### ASSIGNMENT
Determine how many lines of the material below include "Divisas", and reply with that number alone.

### PROVIDED RECORDS
______________________________

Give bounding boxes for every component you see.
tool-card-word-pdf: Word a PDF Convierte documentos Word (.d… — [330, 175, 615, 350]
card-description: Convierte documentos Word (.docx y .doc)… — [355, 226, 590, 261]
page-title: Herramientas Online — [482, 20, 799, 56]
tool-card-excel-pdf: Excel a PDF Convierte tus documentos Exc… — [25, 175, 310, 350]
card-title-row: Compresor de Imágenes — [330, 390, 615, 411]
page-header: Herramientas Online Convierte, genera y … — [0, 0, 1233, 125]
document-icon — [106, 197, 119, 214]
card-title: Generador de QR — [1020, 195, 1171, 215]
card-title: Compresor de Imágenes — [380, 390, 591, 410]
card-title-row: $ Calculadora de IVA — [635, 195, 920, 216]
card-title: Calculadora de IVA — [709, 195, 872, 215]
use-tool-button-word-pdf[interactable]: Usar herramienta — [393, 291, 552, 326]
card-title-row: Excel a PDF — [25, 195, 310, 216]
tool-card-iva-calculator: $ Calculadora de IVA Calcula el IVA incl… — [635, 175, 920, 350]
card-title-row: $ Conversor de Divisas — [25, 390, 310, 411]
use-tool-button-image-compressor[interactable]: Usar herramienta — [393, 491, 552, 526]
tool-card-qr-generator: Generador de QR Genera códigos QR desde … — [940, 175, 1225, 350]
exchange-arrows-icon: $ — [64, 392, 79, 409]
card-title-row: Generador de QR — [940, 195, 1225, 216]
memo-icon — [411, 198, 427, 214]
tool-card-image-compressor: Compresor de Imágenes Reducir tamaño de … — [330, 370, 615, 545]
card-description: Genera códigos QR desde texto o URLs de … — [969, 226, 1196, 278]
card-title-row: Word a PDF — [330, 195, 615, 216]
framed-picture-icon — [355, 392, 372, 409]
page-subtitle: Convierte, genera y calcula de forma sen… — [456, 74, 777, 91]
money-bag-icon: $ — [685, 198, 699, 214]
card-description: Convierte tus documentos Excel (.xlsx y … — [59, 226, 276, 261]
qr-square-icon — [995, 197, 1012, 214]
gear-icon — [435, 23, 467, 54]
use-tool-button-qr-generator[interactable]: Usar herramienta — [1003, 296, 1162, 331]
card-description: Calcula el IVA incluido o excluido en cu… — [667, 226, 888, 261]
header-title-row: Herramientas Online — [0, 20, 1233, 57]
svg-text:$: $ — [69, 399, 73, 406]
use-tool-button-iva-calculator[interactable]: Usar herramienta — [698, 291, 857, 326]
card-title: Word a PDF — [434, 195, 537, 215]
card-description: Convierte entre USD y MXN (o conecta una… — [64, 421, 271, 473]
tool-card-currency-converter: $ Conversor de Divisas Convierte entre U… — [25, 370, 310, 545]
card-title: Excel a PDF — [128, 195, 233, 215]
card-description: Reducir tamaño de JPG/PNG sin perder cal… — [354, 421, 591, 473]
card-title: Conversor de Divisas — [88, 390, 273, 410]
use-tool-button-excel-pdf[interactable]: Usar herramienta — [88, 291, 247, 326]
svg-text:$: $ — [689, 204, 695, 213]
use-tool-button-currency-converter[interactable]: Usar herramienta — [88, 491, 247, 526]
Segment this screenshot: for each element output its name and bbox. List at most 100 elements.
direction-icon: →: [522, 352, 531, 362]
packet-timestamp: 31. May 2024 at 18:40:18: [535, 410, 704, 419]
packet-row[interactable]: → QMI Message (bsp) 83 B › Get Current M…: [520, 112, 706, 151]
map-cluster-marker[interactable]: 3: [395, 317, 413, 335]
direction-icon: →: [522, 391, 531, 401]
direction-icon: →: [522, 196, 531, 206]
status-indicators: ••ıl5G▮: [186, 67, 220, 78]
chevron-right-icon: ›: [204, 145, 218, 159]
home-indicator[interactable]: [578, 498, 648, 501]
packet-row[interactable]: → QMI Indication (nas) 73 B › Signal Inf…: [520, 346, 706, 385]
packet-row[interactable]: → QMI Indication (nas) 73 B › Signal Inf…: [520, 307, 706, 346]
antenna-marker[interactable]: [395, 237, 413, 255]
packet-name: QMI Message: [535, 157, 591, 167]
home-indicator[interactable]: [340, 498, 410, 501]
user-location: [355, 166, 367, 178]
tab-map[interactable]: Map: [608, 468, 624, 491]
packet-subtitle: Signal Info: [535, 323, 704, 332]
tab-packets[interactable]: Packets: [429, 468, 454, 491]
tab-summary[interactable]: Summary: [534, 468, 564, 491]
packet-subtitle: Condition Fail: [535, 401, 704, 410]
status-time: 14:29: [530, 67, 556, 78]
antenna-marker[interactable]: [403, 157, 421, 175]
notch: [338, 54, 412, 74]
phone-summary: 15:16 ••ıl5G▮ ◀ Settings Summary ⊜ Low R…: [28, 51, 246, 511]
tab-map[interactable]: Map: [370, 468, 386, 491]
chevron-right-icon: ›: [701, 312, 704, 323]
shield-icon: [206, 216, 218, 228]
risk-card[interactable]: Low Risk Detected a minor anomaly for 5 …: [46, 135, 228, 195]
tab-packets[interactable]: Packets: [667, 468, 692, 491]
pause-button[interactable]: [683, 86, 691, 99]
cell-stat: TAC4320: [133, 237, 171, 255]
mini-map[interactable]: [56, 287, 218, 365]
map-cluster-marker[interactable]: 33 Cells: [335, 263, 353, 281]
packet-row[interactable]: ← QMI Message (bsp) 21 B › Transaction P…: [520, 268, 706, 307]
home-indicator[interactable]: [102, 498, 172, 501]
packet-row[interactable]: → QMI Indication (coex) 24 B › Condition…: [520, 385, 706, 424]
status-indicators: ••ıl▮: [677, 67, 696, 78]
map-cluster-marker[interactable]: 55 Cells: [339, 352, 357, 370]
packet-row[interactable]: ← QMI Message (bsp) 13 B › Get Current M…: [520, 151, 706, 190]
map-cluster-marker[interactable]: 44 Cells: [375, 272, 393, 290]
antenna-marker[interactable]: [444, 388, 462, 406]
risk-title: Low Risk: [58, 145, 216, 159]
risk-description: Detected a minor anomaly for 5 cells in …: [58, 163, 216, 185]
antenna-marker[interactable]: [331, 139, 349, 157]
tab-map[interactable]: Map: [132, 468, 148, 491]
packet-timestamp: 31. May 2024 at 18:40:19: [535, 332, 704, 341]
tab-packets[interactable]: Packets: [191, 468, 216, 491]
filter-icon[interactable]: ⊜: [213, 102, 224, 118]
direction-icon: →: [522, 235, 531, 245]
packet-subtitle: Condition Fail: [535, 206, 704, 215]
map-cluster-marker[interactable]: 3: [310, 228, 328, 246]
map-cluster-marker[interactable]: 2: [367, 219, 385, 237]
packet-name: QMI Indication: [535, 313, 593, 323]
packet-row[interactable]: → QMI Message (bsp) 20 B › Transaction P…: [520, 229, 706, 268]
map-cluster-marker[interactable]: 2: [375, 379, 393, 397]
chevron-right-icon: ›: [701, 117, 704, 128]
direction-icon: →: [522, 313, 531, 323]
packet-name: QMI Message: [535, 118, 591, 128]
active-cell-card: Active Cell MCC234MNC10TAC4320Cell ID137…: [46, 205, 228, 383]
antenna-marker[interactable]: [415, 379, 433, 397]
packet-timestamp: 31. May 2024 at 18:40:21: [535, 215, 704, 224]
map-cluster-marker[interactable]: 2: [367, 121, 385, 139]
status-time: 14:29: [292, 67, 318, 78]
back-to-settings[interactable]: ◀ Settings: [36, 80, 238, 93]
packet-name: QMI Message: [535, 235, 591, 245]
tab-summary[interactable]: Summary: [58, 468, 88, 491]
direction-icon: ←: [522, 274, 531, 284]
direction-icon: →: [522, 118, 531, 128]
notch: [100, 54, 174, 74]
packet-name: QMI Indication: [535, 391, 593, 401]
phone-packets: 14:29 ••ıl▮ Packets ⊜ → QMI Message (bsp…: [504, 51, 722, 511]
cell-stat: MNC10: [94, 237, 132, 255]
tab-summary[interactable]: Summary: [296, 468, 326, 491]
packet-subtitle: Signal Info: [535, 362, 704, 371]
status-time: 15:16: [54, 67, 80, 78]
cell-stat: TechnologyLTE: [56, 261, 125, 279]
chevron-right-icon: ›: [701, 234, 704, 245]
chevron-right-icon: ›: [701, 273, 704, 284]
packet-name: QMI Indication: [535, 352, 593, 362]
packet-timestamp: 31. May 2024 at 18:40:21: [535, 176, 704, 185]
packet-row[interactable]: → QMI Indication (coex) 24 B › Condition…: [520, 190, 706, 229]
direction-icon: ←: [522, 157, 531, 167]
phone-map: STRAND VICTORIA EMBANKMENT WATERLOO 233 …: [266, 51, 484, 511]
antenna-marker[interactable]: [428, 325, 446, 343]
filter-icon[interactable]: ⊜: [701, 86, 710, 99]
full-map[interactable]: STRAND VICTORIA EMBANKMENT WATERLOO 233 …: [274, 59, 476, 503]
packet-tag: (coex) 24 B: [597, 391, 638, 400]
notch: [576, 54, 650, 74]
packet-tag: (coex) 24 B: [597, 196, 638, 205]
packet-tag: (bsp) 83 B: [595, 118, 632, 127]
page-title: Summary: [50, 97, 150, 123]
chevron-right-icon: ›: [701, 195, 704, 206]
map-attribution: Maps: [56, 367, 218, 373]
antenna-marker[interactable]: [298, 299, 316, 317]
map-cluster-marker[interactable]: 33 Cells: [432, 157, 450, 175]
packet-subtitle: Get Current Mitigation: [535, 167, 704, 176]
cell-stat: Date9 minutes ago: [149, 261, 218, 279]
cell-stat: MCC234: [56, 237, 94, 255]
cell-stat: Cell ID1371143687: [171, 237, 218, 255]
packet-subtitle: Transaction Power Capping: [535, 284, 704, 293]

______________________________

### RESULT
3